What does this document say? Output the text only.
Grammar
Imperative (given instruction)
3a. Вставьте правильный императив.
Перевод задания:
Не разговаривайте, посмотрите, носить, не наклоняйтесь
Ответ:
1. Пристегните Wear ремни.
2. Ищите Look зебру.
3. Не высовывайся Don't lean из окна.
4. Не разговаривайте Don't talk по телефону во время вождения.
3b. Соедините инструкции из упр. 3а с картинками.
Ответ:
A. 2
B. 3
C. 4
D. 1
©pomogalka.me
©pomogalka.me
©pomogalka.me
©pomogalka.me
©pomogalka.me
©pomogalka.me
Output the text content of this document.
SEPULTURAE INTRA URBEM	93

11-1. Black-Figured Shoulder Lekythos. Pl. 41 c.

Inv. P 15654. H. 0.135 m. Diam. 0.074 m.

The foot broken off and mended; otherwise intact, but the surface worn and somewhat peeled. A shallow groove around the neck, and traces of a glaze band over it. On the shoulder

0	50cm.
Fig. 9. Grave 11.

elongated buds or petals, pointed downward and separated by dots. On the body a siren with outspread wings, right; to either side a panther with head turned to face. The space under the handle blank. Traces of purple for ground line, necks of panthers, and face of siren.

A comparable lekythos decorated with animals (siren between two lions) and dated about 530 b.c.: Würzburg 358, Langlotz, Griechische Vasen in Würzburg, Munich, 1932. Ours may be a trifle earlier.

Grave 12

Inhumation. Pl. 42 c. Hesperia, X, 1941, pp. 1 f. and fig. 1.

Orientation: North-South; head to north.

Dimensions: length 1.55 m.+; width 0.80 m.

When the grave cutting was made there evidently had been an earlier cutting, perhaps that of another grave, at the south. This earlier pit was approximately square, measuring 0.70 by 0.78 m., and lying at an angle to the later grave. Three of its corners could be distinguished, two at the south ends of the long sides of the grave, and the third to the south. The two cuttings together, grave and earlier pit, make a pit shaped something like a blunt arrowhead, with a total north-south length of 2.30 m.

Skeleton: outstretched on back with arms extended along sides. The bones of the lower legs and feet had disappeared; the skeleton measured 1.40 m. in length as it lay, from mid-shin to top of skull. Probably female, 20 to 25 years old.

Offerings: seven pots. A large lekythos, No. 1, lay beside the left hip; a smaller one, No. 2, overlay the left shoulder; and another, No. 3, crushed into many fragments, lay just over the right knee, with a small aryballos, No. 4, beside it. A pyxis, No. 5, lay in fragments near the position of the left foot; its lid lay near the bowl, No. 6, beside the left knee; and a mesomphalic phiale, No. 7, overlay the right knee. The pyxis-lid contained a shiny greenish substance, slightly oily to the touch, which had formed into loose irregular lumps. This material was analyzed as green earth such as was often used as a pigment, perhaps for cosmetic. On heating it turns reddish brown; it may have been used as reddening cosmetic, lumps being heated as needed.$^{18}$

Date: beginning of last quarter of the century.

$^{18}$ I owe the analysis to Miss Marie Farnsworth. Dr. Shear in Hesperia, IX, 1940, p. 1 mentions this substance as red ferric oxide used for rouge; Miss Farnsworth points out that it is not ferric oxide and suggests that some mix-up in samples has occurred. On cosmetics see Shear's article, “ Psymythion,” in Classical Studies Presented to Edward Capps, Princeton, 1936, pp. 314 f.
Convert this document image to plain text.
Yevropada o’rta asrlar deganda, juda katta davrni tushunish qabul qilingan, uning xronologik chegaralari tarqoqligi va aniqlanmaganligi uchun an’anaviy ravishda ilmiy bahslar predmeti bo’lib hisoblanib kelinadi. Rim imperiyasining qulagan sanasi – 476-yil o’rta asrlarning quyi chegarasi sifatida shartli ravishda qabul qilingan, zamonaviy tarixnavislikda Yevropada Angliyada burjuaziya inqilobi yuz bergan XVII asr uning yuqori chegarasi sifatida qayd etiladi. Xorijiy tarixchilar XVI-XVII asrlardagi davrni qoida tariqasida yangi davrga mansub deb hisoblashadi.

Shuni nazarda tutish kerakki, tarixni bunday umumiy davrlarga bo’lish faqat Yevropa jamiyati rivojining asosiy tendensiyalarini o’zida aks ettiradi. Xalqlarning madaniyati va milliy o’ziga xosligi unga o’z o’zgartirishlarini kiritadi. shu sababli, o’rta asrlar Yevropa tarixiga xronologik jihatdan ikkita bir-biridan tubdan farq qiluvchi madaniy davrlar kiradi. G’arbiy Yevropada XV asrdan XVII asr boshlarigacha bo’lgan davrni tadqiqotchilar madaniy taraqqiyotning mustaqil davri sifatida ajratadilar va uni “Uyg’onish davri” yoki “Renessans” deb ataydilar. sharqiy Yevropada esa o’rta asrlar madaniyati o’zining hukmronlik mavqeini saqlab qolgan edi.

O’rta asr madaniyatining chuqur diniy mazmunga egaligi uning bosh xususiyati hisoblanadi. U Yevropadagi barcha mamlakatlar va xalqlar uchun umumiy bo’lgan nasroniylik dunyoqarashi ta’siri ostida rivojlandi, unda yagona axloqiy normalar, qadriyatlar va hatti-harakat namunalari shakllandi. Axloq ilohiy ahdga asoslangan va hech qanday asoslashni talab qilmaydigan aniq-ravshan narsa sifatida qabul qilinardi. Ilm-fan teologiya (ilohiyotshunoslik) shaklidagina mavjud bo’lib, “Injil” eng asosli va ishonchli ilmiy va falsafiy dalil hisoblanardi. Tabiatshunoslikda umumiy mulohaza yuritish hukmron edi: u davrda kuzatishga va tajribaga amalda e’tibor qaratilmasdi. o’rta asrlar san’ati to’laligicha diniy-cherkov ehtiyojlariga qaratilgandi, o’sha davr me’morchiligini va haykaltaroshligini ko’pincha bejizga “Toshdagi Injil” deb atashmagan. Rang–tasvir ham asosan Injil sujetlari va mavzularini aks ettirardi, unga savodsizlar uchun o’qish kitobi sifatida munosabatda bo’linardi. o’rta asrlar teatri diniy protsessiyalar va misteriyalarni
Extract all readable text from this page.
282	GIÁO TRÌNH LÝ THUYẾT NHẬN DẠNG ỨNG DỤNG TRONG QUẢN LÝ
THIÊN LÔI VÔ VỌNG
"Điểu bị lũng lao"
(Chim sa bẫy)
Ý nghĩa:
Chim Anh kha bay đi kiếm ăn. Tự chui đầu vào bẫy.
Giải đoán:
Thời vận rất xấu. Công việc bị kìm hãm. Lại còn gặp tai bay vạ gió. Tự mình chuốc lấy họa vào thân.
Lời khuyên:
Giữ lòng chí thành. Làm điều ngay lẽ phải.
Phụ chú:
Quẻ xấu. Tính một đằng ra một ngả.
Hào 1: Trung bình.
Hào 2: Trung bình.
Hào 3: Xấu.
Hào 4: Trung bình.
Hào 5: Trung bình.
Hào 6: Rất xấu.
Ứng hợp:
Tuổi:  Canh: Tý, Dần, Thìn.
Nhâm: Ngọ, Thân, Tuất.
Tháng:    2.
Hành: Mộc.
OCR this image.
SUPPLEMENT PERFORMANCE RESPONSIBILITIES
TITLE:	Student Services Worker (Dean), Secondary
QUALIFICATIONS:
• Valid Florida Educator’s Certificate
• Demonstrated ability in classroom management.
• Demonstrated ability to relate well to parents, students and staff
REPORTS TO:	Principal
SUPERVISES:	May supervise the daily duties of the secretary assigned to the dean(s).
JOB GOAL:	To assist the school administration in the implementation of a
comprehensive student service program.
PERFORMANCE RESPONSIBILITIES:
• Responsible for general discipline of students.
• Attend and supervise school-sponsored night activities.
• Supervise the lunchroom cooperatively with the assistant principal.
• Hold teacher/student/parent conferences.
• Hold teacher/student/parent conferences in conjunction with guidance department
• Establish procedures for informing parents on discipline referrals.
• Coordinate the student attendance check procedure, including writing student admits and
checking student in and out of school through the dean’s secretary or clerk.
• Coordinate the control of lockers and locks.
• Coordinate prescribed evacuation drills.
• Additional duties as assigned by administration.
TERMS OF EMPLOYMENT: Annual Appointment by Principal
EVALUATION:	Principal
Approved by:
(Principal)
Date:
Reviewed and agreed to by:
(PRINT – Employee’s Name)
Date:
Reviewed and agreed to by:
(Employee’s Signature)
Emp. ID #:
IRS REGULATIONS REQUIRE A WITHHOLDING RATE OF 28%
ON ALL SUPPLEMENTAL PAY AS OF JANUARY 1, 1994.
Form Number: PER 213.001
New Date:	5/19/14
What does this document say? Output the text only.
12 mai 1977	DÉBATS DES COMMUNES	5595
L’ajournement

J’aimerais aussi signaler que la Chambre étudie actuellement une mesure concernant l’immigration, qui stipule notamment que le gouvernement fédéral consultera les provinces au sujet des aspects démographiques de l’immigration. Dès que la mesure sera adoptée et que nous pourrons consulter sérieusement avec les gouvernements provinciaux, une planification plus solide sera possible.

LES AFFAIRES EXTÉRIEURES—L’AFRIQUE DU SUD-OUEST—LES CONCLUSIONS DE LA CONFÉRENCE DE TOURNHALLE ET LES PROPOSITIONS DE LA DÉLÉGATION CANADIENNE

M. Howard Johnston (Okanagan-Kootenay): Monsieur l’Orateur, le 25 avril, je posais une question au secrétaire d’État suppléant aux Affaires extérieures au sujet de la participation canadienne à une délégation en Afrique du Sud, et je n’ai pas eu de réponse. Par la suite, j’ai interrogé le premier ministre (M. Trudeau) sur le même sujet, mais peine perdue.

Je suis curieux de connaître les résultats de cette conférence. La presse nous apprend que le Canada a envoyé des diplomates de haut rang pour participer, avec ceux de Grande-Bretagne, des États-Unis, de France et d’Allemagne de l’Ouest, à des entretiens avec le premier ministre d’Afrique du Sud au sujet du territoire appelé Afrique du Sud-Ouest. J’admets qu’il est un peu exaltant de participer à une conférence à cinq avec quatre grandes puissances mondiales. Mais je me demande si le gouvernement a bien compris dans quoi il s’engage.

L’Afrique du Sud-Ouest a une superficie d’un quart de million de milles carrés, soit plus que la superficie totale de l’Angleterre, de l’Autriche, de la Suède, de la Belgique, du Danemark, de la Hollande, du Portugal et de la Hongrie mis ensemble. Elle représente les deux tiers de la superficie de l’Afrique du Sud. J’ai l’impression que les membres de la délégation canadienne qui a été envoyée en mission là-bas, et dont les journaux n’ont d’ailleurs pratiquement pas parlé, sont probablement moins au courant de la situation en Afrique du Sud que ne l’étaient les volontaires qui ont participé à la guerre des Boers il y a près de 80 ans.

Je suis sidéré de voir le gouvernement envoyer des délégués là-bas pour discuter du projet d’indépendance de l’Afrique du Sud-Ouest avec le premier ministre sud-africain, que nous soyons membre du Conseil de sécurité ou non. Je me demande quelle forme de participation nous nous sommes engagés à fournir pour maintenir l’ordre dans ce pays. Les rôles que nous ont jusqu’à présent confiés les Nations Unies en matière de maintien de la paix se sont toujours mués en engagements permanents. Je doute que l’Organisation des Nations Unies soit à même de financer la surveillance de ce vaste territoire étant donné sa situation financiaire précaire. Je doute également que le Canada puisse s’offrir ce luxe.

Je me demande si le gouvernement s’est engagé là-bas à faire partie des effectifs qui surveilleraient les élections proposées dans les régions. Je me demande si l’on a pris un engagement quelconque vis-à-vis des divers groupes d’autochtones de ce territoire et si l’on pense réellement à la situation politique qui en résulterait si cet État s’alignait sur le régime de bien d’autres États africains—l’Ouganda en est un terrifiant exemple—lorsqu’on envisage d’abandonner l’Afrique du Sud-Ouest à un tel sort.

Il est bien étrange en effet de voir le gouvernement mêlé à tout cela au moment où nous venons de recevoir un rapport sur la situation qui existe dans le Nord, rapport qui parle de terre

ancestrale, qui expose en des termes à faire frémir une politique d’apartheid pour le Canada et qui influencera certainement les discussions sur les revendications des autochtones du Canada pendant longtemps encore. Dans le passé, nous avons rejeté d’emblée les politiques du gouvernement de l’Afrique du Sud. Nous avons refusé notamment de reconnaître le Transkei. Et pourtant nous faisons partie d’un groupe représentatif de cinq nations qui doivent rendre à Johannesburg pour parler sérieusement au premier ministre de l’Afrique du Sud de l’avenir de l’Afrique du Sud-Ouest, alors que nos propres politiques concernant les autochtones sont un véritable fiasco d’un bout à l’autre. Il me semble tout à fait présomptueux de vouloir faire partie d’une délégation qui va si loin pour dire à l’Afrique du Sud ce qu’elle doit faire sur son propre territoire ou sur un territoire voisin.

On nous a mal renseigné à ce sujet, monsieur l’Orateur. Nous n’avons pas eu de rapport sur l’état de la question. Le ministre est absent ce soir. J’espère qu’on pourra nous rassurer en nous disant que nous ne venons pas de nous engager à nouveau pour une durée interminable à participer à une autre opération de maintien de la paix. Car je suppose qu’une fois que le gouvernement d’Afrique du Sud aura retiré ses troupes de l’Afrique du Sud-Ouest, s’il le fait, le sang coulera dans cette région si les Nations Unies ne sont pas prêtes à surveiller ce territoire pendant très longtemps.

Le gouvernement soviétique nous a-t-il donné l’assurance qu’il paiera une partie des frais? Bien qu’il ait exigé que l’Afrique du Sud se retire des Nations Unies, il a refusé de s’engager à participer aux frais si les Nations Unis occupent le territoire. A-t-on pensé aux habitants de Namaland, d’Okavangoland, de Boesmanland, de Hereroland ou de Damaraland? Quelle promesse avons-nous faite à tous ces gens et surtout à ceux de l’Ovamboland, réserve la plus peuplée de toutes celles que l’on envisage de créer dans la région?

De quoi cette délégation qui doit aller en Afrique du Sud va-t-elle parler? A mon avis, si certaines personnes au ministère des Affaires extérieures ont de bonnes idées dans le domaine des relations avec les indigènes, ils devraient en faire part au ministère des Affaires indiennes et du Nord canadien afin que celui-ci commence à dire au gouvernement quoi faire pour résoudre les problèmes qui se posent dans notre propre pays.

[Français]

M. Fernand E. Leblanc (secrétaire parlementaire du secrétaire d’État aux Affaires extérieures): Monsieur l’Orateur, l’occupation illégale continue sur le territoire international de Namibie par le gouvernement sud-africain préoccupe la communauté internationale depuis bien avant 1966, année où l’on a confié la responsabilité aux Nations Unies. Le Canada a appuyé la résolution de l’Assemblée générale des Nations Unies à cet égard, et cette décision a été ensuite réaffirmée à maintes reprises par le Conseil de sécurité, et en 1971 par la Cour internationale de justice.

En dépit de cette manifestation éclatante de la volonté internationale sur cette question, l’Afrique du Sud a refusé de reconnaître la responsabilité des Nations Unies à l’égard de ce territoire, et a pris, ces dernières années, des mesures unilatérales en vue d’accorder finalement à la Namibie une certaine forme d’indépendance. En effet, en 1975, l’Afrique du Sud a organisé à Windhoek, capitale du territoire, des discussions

_Written task_.
Copy, from the material above, each line in which the string "RESPONSIBILITIES" occurs.

_Answer for this exercise_.
SUPPLEMENT PERFORMANCE RESPONSIBILITIES
PERFORMANCE RESPONSIBILITIES:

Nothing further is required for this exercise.